----- Passage shown -----
Almost twenty years down the line of our political experience, the zoning system is all looking like it has done us little or no good. Recent happenings in low quality governance in most states can be attributed to the supposed effort by individuals to satisfy a zoning formula not premeditated all in a bid to satisfy personal interests. While speaking to the people of Kenya, former U.S. President Barrack Obama said “A politics that’s based solely on tribe and ethnicity is a politics that’s doomed to tear a county apart. It is a failure – a failure of imagination”
This is the fundamentals of successful political structures and has reflected so far in the politics of the U.S.A. yielding positive results. For example, of all 44 presidents that has ruled U.S.A. between the period of 1789 till date only 18 out of 50 states (Slightly greater than 35%) have been represented and yet America has recorded progress in its political structure. To think that the U.S. presidential system of government was adopted by Nigeria in its present constitution and yet we choose to follow the path of ethnic and tribal sentiment is disheartening. In a recent interview granted by a top chieftain of a political party in Nigeria he said “This whole business of no zoning is a political fallacy that can’t work in Nigeria. The democratic system of Nigeria as it is today cannot function without certain sensitivity to the interests of sections of the society” Yes, zoning is not a bad idea if properly implemented but let it be known that in Nigeria this system of zoning would keep dragging us backwards until adequate provisions has been made for it.
----- Stored records -----
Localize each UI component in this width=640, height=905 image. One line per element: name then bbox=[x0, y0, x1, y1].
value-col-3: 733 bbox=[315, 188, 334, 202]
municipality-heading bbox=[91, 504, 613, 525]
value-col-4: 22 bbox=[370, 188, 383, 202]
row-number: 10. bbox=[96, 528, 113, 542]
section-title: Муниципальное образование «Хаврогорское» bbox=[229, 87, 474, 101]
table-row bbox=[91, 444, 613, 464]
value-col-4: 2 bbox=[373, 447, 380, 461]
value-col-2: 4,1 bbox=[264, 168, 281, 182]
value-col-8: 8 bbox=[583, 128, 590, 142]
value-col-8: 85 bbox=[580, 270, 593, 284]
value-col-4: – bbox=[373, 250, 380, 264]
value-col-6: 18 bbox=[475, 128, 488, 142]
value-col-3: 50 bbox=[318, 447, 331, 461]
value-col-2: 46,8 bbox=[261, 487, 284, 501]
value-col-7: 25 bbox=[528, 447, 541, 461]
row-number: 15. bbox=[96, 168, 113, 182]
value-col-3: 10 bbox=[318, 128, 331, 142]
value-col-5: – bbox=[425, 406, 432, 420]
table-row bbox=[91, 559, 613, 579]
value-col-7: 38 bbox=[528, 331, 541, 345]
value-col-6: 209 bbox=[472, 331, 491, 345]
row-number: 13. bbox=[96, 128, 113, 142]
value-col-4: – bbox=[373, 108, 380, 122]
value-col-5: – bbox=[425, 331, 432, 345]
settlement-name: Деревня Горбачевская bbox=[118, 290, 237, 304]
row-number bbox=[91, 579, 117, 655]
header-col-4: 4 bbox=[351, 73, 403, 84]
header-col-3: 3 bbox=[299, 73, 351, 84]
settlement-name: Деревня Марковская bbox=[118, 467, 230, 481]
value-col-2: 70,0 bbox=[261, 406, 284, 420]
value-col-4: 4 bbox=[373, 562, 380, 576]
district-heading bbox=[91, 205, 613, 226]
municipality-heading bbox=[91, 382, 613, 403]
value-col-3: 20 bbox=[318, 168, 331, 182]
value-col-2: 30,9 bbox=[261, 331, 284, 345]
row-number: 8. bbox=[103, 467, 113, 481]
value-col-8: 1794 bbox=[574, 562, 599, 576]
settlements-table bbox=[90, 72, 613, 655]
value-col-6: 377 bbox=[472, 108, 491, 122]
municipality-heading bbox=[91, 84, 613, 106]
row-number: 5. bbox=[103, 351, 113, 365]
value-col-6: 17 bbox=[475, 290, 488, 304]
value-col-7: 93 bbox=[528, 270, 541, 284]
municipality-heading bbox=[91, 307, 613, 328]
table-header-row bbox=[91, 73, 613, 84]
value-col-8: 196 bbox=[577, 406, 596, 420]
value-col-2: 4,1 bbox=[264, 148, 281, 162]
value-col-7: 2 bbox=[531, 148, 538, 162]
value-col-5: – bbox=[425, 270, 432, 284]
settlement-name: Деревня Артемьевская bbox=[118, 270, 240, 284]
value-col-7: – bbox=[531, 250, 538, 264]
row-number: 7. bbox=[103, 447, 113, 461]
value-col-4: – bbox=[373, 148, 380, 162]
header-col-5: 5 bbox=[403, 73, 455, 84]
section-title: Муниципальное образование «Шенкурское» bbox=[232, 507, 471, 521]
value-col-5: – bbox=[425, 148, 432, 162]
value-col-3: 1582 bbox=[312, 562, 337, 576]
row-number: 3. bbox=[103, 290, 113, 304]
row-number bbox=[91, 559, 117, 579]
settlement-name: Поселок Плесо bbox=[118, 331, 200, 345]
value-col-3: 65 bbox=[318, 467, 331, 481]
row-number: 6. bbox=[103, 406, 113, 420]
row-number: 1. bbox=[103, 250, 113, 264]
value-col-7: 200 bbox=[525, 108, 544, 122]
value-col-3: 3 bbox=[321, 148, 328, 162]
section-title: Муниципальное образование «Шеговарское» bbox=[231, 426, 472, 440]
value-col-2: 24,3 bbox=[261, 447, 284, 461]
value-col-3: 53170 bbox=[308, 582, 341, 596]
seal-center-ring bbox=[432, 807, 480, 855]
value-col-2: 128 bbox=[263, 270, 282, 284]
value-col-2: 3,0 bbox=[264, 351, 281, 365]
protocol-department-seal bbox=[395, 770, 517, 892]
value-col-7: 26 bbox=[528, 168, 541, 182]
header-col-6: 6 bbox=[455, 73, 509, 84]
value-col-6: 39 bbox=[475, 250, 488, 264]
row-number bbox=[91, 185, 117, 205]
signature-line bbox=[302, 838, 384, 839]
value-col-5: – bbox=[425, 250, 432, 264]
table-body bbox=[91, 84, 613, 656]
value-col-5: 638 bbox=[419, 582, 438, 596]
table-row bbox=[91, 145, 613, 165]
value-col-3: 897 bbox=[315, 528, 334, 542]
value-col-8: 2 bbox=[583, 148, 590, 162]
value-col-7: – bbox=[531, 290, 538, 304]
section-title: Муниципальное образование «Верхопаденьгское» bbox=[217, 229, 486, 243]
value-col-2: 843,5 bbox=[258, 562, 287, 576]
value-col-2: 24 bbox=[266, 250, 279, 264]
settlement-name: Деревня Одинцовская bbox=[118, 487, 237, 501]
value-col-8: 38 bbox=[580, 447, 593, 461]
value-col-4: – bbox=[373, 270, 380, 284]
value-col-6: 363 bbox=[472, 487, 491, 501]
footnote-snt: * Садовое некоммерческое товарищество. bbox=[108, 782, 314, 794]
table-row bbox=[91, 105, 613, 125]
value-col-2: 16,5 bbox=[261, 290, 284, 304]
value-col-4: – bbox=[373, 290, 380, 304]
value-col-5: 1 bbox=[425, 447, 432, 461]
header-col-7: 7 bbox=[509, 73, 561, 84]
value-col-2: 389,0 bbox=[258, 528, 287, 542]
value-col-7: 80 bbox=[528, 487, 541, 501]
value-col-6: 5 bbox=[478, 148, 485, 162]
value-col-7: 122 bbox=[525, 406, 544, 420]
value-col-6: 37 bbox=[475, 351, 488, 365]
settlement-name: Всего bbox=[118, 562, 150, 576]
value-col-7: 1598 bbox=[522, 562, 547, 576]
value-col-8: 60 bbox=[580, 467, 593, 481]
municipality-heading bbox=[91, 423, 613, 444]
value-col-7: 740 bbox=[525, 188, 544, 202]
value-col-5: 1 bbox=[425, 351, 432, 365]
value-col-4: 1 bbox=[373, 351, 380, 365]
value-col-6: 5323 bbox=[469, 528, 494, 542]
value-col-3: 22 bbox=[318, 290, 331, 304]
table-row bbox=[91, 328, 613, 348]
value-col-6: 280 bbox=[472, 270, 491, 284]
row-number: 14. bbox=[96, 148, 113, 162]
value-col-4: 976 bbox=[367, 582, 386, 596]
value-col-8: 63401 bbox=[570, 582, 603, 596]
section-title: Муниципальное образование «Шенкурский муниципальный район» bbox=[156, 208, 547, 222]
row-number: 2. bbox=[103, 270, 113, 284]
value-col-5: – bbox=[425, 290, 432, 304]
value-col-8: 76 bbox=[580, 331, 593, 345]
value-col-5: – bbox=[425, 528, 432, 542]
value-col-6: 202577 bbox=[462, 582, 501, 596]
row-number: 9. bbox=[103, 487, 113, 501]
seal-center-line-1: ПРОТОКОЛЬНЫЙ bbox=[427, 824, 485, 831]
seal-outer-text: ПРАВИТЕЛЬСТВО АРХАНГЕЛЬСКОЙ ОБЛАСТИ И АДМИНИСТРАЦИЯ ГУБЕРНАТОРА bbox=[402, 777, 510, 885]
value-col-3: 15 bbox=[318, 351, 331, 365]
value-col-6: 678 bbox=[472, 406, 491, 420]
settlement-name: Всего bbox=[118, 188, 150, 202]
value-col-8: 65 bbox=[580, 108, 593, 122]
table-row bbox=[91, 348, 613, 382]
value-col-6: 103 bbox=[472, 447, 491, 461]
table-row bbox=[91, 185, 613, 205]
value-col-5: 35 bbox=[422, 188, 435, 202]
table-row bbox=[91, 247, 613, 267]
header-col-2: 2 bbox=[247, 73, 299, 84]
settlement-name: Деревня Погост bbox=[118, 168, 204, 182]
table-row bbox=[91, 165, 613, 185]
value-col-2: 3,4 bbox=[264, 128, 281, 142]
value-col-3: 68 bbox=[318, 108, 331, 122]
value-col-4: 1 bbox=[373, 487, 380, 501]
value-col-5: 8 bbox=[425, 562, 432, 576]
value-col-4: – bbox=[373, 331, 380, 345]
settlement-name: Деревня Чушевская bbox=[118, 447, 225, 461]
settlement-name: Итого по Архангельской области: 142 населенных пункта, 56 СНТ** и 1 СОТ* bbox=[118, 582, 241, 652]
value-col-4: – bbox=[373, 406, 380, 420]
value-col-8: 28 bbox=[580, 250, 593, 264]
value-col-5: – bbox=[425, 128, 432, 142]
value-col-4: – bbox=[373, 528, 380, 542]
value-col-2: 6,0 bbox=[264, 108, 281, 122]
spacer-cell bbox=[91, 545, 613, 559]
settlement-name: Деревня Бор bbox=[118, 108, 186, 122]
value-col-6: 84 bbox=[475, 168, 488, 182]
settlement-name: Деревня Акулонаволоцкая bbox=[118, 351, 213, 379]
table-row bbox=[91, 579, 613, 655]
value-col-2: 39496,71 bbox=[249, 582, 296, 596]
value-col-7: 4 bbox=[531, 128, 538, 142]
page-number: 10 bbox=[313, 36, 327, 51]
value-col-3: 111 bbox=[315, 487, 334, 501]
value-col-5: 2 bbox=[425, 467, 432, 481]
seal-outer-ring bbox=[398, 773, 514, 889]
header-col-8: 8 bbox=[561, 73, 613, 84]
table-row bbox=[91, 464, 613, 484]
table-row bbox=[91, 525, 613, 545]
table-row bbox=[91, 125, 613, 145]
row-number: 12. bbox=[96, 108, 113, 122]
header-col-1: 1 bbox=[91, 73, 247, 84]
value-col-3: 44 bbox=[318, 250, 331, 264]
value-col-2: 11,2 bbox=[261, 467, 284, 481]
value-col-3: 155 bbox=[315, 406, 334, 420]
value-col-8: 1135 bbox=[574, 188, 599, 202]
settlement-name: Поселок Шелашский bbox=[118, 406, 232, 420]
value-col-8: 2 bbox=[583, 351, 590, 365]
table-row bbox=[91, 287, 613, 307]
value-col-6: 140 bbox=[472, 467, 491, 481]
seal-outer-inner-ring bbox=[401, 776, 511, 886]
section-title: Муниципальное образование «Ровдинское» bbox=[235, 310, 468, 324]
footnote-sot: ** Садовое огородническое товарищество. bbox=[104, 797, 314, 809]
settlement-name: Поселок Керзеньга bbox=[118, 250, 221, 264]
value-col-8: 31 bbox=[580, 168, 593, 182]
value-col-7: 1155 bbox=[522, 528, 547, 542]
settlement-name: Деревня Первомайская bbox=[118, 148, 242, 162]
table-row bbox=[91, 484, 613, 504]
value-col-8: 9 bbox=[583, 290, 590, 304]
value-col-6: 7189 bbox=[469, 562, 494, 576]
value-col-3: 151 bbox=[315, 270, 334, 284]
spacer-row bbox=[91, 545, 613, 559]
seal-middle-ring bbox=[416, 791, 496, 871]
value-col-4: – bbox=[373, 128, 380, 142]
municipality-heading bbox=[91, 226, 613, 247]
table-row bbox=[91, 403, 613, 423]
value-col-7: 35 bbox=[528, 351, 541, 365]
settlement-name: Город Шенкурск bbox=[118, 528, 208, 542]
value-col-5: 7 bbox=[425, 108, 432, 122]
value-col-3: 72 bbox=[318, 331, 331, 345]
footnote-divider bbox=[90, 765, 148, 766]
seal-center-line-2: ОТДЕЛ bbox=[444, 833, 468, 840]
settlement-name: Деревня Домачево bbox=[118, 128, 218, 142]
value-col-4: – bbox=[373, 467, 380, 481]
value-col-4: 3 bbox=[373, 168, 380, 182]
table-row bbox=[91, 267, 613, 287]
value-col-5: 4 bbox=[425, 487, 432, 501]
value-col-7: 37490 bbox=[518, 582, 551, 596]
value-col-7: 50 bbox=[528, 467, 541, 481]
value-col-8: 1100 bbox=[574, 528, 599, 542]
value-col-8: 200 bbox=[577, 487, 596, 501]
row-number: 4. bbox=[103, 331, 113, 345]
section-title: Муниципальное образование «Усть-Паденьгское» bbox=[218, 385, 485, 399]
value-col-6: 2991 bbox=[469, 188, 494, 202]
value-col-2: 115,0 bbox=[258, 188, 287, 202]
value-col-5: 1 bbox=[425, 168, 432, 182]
-----
■ **What to work on**:
**A.** According to the passage on zoning in Nigerian politics, how many of the 50 U.S. states have been represented among the 44 presidents?
**B.** Write the next part of the passage on zoning in Nigerian politics, continuing from its final sentence.

■ **Answers below**:
**A.** 18 states

**B.**
The issue of zoning of political offices has so much dominated Nigeria’s political landscape, such that it comes first and above competence in political debates. Though there are some merits of zoning in a multi-tribal and multi-religious nation like Nigeria, the demerits far outweigh the merits. There is, therefore, need to discard the issue of zoning if we want to build upon the gains of the eight years of the landmark achievements of the present administration of Ogbeni Rauf Aregbesola. Specifically, a particular senatorial zone has been seen to be openly clamoring for “our turn” to govern, and Awa l’o kan has been their vernacular slogan to have a share of the cake. But for a state that has had a long period of deficit of development before the present administration, mundane issues like that of zoning should be the last in our reckoning.
Leadership is a serious business and should not be trivialized on the altar of zonal or sectional sentiments. We need to concentrate on competence and the capacity to deliver. If the truth must also be told, even most of our politicians do not believe in zoning as they only talk about it when they feel it favours their aspirations.
In sports, like football, where Nigeria has sometimes put up very impressive performance, have we ever used zoning? Imagine the type of team we will have if we are to apply zoning to the National team. If the teams were to be formed by asking every state to rotate the captain or goalkeeper according to the state or senatorial zone ( or that the state that produces the coach cannot produce a player); it is obvious we would not have qualified for any international competition. When Nigeria won the Olympic Gold medal in football, did any one bother whether the whole team members came from the same zone or state?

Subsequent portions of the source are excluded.